* _PROBLEM STATEMENT_
Determine how many lines include the string "Velikost". Output that number only.
___ WORKING DATA ___
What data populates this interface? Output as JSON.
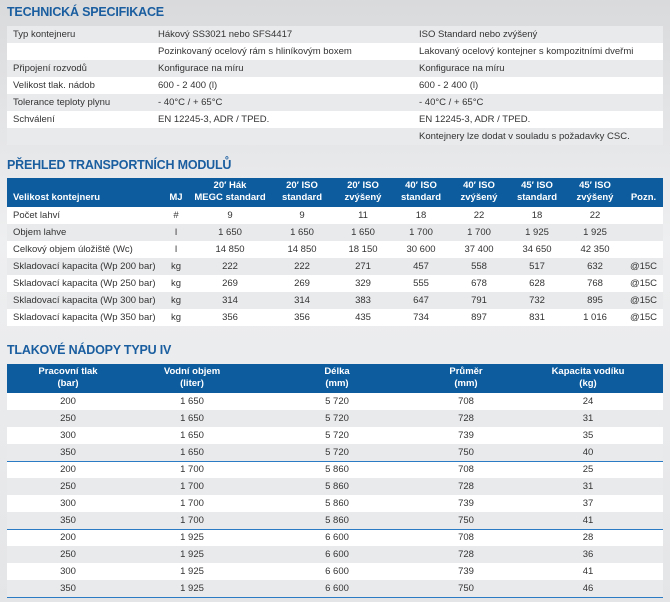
{
  "spec": {
    "title": "TECHNICKÁ SPECIFIKACE",
    "rows": [
      [
        "Typ kontejneru",
        "Hákový SS3021 nebo SFS4417",
        "ISO Standard nebo zvýšený"
      ],
      [
        "",
        "Pozinkovaný ocelový rám s hliníkovým boxem",
        "Lakovaný ocelový kontejner s kompozitními dveřmi"
      ],
      [
        "Připojení rozvodů",
        "Konfigurace na míru",
        "Konfigurace na míru"
      ],
      [
        "Velikost tlak. nádob",
        "600 - 2 400 (l)",
        "600 - 2 400 (l)"
      ],
      [
        "Tolerance teploty plynu",
        "- 40°C / + 65°C",
        "- 40°C / + 65°C"
      ],
      [
        "Schválení",
        "EN 12245-3, ADR / TPED.",
        "EN 12245-3, ADR / TPED."
      ],
      [
        "",
        "",
        "Kontejnery lze dodat v souladu s požadavky CSC."
      ]
    ]
  },
  "modules": {
    "title": "PŘEHLED TRANSPORTNÍCH MODULŮ",
    "headers": [
      [
        "",
        "Velikost kontejneru"
      ],
      [
        "",
        "MJ"
      ],
      [
        "20′ Hák",
        "MEGC standard"
      ],
      [
        "20′ ISO",
        "standard"
      ],
      [
        "20′ ISO",
        "zvýšený"
      ],
      [
        "40′ ISO",
        "standard"
      ],
      [
        "40′ ISO",
        "zvýšený"
      ],
      [
        "45′ ISO",
        "standard"
      ],
      [
        "45′ ISO",
        "zvýšený"
      ],
      [
        "",
        "Pozn."
      ]
    ],
    "rows": [
      [
        "Počet lahví",
        "#",
        "9",
        "9",
        "11",
        "18",
        "22",
        "18",
        "22",
        ""
      ],
      [
        "Objem lahve",
        "l",
        "1 650",
        "1 650",
        "1 650",
        "1 700",
        "1 700",
        "1 925",
        "1 925",
        ""
      ],
      [
        "Celkový objem úložiště (Wc)",
        "l",
        "14 850",
        "14 850",
        "18 150",
        "30 600",
        "37 400",
        "34 650",
        "42 350",
        ""
      ],
      [
        "Skladovací kapacita (Wp 200 bar)",
        "kg",
        "222",
        "222",
        "271",
        "457",
        "558",
        "517",
        "632",
        "@15C"
      ],
      [
        "Skladovací kapacita (Wp 250 bar)",
        "kg",
        "269",
        "269",
        "329",
        "555",
        "678",
        "628",
        "768",
        "@15C"
      ],
      [
        "Skladovací kapacita (Wp 300 bar)",
        "kg",
        "314",
        "314",
        "383",
        "647",
        "791",
        "732",
        "895",
        "@15C"
      ],
      [
        "Skladovací kapacita (Wp 350 bar)",
        "kg",
        "356",
        "356",
        "435",
        "734",
        "897",
        "831",
        "1 016",
        "@15C"
      ]
    ]
  },
  "vessels": {
    "title": "TLAKOVÉ NÁDOPY TYPU IV",
    "headers": [
      [
        "Pracovní tlak",
        "(bar)"
      ],
      [
        "Vodní objem",
        "(liter)"
      ],
      [
        "Délka",
        "(mm)"
      ],
      [
        "Průměr",
        "(mm)"
      ],
      [
        "Kapacita vodíku",
        "(kg)"
      ]
    ],
    "rows": [
      [
        "200",
        "1 650",
        "5 720",
        "708",
        "24"
      ],
      [
        "250",
        "1 650",
        "5 720",
        "728",
        "31"
      ],
      [
        "300",
        "1 650",
        "5 720",
        "739",
        "35"
      ],
      [
        "350",
        "1 650",
        "5 720",
        "750",
        "40"
      ],
      [
        "200",
        "1 700",
        "5 860",
        "708",
        "25"
      ],
      [
        "250",
        "1 700",
        "5 860",
        "728",
        "31"
      ],
      [
        "300",
        "1 700",
        "5 860",
        "739",
        "37"
      ],
      [
        "350",
        "1 700",
        "5 860",
        "750",
        "41"
      ],
      [
        "200",
        "1 925",
        "6 600",
        "708",
        "28"
      ],
      [
        "250",
        "1 925",
        "6 600",
        "728",
        "36"
      ],
      [
        "300",
        "1 925",
        "6 600",
        "739",
        "41"
      ],
      [
        "350",
        "1 925",
        "6 600",
        "750",
        "46"
      ]
    ]
  }
}
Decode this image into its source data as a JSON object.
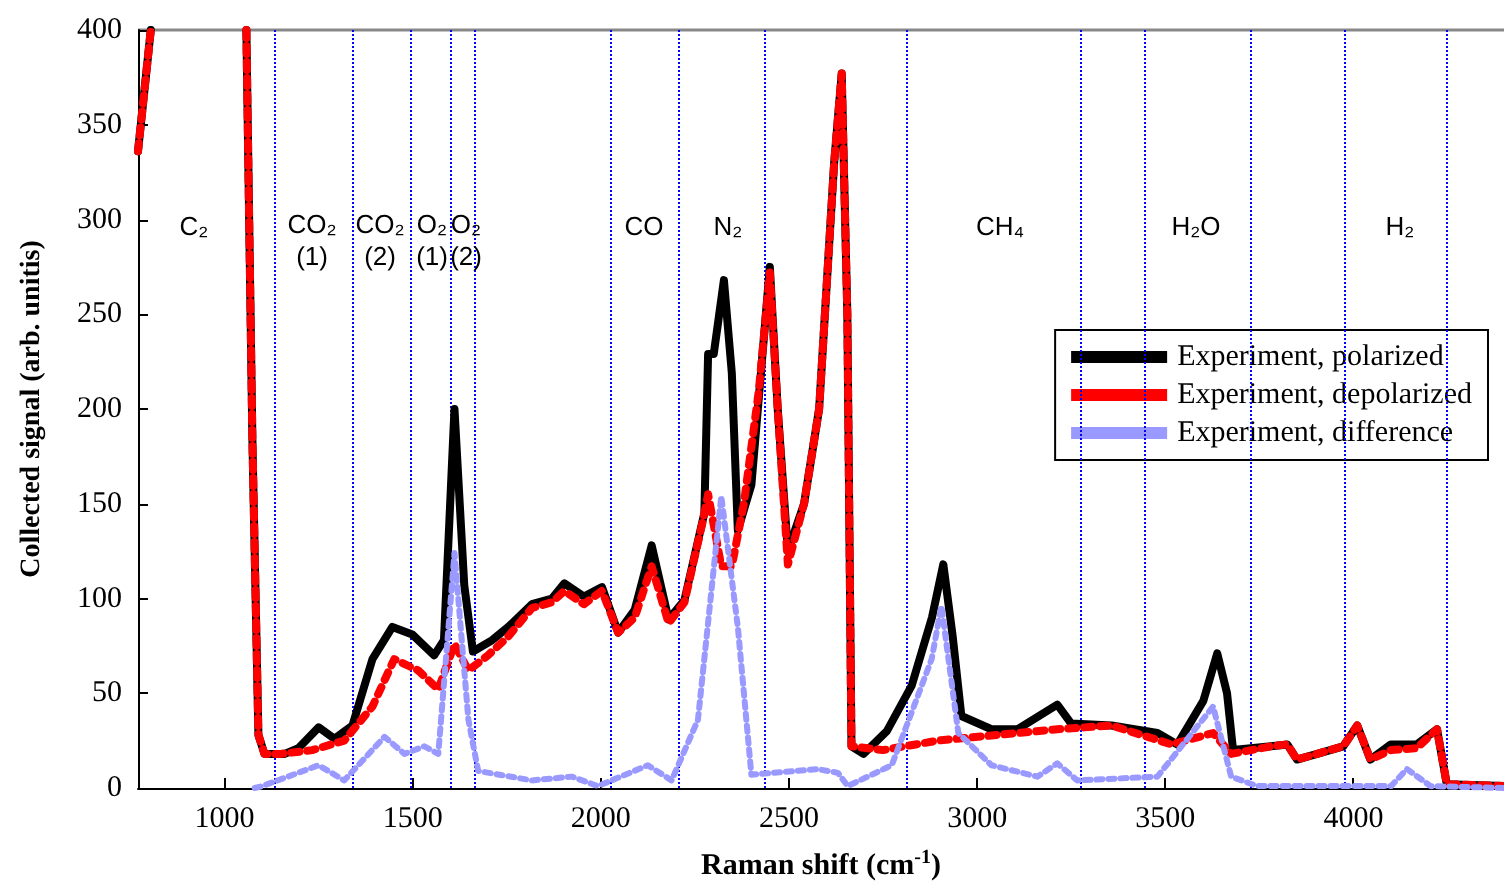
{
  "chart_data": {
    "type": "line",
    "xlabel": "Raman shift (cm$^{-1}$)",
    "ylabel": "Collected signal (arb. unitis)",
    "xlim": [
      770,
      4400
    ],
    "xticks": [
      1000,
      1500,
      2000,
      2500,
      3000,
      3500,
      4000
    ],
    "ylim": [
      0,
      400
    ],
    "yticks": [
      0,
      50,
      100,
      150,
      200,
      250,
      300,
      350,
      400
    ],
    "grid": false,
    "legend": "right",
    "marker": "none",
    "series": [
      {
        "name": "Experiment, polarized",
        "color": "#000000",
        "line_style": "solid",
        "x": [
          770,
          804,
          930,
          1058,
          1074,
          1090,
          1106,
          1160,
          1196,
          1250,
          1292,
          1340,
          1393,
          1446,
          1499,
          1557,
          1583,
          1611,
          1637,
          1660,
          1711,
          1754,
          1817,
          1870,
          1903,
          1955,
          2003,
          2046,
          2090,
          2135,
          2180,
          2222,
          2275,
          2285,
          2300,
          2327,
          2348,
          2364,
          2400,
          2430,
          2449,
          2470,
          2497,
          2540,
          2580,
          2620,
          2640,
          2655,
          2666,
          2698,
          2760,
          2826,
          2880,
          2910,
          2935,
          2958,
          3038,
          3107,
          3213,
          3250,
          3357,
          3479,
          3532,
          3601,
          3638,
          3664,
          3680,
          3781,
          3824,
          3850,
          3973,
          4010,
          4045,
          4099,
          4168,
          4222,
          4248,
          4400
        ],
        "values": [
          336,
          400,
          null,
          400,
          184,
          28,
          18,
          18,
          21,
          32,
          26,
          33,
          68,
          85,
          81,
          70,
          78,
          200,
          107,
          72,
          78,
          85,
          97,
          100,
          108,
          101,
          106,
          82,
          94,
          128,
          89,
          99,
          145,
          229,
          229,
          268,
          219,
          136,
          160,
          230,
          275,
          200,
          125,
          150,
          200,
          330,
          377,
          250,
          22,
          18,
          30,
          54,
          90,
          118,
          80,
          38,
          31,
          31,
          44,
          34,
          33,
          29,
          23,
          46,
          71,
          50,
          20,
          22,
          23,
          15,
          22,
          33,
          15,
          23,
          23,
          31,
          2,
          1
        ]
      },
      {
        "name": "Experiment, depolarized",
        "color": "#ff0000",
        "line_style": "dotted",
        "x": [
          770,
          804,
          930,
          1058,
          1074,
          1090,
          1106,
          1150,
          1233,
          1318,
          1393,
          1451,
          1515,
          1568,
          1611,
          1648,
          1700,
          1754,
          1817,
          1870,
          1903,
          1955,
          2003,
          2046,
          2090,
          2135,
          2180,
          2222,
          2270,
          2285,
          2320,
          2348,
          2380,
          2420,
          2449,
          2470,
          2497,
          2540,
          2580,
          2620,
          2640,
          2655,
          2666,
          2750,
          2895,
          3213,
          3357,
          3516,
          3627,
          3675,
          3781,
          3824,
          3850,
          3973,
          4010,
          4045,
          4099,
          4168,
          4222,
          4248,
          4400
        ],
        "values": [
          336,
          400,
          null,
          400,
          184,
          28,
          18,
          18,
          20,
          25,
          43,
          68,
          62,
          52,
          76,
          62,
          70,
          80,
          95,
          98,
          104,
          97,
          104,
          82,
          90,
          117,
          87,
          98,
          140,
          155,
          117,
          117,
          150,
          210,
          272,
          200,
          118,
          150,
          200,
          330,
          377,
          250,
          22,
          20,
          25,
          31,
          33,
          23,
          29,
          18,
          22,
          23,
          15,
          22,
          33,
          15,
          20,
          21,
          31,
          2,
          1
        ]
      },
      {
        "name": "Experiment, difference",
        "color": "#9999ff",
        "line_style": "dotted",
        "x": [
          1080,
          1100,
          1250,
          1318,
          1425,
          1478,
          1531,
          1568,
          1611,
          1648,
          1674,
          1817,
          1923,
          1992,
          2125,
          2188,
          2258,
          2320,
          2364,
          2400,
          2576,
          2630,
          2656,
          2773,
          2879,
          2905,
          2950,
          3038,
          3160,
          3213,
          3266,
          3479,
          3627,
          3675,
          3744,
          4100,
          4142,
          4205,
          4400
        ],
        "values": [
          0,
          1,
          12,
          4,
          27,
          18,
          22,
          18,
          124,
          36,
          9,
          4,
          6,
          1,
          12,
          4,
          36,
          154,
          85,
          7,
          10,
          8,
          1,
          12,
          68,
          96,
          29,
          12,
          6,
          13,
          4,
          6,
          43,
          6,
          1,
          1,
          10,
          1,
          0
        ]
      }
    ],
    "ref_lines": [
      {
        "axis": "x",
        "value": 1133,
        "color": "#0000ff",
        "line_style": "dotted"
      },
      {
        "axis": "x",
        "value": 1340,
        "color": "#0000ff",
        "line_style": "dotted"
      },
      {
        "axis": "x",
        "value": 1494,
        "color": "#0000ff",
        "line_style": "dotted"
      },
      {
        "axis": "x",
        "value": 1600,
        "color": "#0000ff",
        "line_style": "dotted"
      },
      {
        "axis": "x",
        "value": 1663,
        "color": "#0000ff",
        "line_style": "dotted"
      },
      {
        "axis": "x",
        "value": 2024,
        "color": "#0000ff",
        "line_style": "dotted"
      },
      {
        "axis": "x",
        "value": 2205,
        "color": "#0000ff",
        "line_style": "dotted"
      },
      {
        "axis": "x",
        "value": 2433,
        "color": "#0000ff",
        "line_style": "dotted"
      },
      {
        "axis": "x",
        "value": 2810,
        "color": "#0000ff",
        "line_style": "dotted"
      },
      {
        "axis": "x",
        "value": 3277,
        "color": "#0000ff",
        "line_style": "dotted"
      },
      {
        "axis": "x",
        "value": 3447,
        "color": "#0000ff",
        "line_style": "dotted"
      },
      {
        "axis": "x",
        "value": 3728,
        "color": "#0000ff",
        "line_style": "dotted"
      },
      {
        "axis": "x",
        "value": 3978,
        "color": "#0000ff",
        "line_style": "dotted"
      },
      {
        "axis": "x",
        "value": 4248,
        "color": "#0000ff",
        "line_style": "dotted"
      }
    ],
    "annotations": [
      "C₂",
      "CO₂\n(1)",
      "CO₂\n(2)",
      "O₂\n(1)",
      "O₂\n(2)",
      "CO",
      "N₂",
      "CH₄",
      "H₂O",
      "H₂"
    ]
  }
}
___
* _TASK RESPONSE_
2